Start of Data for processing

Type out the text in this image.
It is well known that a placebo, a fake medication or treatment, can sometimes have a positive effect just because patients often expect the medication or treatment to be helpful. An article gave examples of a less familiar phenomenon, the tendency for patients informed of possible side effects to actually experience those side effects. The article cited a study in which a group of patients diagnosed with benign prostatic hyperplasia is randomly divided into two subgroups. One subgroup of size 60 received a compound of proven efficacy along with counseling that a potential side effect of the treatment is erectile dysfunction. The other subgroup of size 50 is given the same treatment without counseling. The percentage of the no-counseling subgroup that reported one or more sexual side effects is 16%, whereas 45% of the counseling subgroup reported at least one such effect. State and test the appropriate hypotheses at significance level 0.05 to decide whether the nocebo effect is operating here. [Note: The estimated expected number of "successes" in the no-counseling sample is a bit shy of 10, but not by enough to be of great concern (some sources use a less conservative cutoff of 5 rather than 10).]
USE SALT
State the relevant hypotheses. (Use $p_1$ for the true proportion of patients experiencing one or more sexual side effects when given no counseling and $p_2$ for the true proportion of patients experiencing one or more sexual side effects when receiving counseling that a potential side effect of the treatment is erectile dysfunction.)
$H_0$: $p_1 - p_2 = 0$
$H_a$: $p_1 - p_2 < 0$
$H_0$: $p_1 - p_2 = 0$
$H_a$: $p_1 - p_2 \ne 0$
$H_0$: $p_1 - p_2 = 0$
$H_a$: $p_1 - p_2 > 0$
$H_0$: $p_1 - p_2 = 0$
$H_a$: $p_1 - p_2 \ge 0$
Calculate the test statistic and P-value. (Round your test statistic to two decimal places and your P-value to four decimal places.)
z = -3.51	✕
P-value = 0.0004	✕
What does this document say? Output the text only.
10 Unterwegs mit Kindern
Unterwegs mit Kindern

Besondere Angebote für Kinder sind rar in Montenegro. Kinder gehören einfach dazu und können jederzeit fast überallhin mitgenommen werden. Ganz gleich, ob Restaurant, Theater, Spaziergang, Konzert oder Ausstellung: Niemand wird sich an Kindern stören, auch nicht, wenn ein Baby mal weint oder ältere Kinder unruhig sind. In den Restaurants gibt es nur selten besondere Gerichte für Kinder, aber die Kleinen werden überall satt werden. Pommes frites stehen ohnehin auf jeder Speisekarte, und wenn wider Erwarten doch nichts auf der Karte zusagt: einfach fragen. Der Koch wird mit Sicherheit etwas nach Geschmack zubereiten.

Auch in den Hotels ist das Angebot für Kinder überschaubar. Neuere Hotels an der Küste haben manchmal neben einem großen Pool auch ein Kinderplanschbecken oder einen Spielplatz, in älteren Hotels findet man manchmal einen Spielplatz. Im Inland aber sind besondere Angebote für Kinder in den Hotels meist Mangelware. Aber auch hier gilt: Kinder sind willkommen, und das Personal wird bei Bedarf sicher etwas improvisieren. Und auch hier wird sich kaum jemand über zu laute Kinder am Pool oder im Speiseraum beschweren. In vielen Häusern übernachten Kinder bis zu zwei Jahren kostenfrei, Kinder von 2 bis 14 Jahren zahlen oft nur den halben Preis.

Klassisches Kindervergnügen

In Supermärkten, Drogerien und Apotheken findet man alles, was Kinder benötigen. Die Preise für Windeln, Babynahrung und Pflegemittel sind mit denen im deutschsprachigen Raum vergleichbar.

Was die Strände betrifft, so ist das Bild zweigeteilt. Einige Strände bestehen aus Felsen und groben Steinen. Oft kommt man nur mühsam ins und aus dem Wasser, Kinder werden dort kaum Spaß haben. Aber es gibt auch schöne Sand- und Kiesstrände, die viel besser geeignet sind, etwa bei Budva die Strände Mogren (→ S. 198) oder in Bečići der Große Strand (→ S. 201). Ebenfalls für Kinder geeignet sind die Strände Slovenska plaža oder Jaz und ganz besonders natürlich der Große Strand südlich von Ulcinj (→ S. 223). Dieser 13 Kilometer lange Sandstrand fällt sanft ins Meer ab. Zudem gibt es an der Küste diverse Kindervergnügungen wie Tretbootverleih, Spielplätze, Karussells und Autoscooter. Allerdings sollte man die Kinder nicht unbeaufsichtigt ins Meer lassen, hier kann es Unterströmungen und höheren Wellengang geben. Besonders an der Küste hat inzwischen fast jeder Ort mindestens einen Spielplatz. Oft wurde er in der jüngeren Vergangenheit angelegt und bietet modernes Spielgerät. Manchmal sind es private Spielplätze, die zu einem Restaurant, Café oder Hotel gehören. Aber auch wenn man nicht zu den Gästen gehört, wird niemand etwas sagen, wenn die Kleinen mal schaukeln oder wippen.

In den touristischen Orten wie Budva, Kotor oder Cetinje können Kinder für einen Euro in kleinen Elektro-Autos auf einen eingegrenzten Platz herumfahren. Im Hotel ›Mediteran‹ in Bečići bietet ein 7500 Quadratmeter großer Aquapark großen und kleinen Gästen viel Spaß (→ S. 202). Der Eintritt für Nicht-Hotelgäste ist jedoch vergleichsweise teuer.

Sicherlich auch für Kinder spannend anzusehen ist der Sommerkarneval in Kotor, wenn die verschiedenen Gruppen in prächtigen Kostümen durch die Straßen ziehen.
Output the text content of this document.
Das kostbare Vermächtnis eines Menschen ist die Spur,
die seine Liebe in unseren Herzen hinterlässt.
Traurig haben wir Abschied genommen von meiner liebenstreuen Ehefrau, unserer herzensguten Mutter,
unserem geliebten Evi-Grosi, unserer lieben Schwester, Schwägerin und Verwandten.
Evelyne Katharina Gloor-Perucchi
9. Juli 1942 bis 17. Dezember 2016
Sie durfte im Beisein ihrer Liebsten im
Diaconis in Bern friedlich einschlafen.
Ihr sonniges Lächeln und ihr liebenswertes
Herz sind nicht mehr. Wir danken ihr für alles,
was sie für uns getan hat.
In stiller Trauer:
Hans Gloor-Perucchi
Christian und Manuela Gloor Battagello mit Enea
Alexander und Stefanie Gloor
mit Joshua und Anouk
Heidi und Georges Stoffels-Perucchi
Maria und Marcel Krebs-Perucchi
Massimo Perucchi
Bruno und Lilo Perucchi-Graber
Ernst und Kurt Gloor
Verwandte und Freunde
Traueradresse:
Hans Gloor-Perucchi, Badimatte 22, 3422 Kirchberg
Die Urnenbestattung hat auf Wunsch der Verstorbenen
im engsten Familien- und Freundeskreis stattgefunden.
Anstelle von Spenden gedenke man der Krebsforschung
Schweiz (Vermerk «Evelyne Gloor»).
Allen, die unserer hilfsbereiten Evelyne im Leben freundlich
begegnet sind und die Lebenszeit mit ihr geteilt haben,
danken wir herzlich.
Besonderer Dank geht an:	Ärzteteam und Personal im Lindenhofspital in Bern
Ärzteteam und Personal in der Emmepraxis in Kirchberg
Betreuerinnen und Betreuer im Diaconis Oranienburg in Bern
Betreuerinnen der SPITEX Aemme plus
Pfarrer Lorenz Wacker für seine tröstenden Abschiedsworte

End of Data for processing

* [Task instructions] Could you return every line from the entries above in which the string "Output" occurs?

* [Task answer]
What does this document say? Output the text only.
Output the text content of this document.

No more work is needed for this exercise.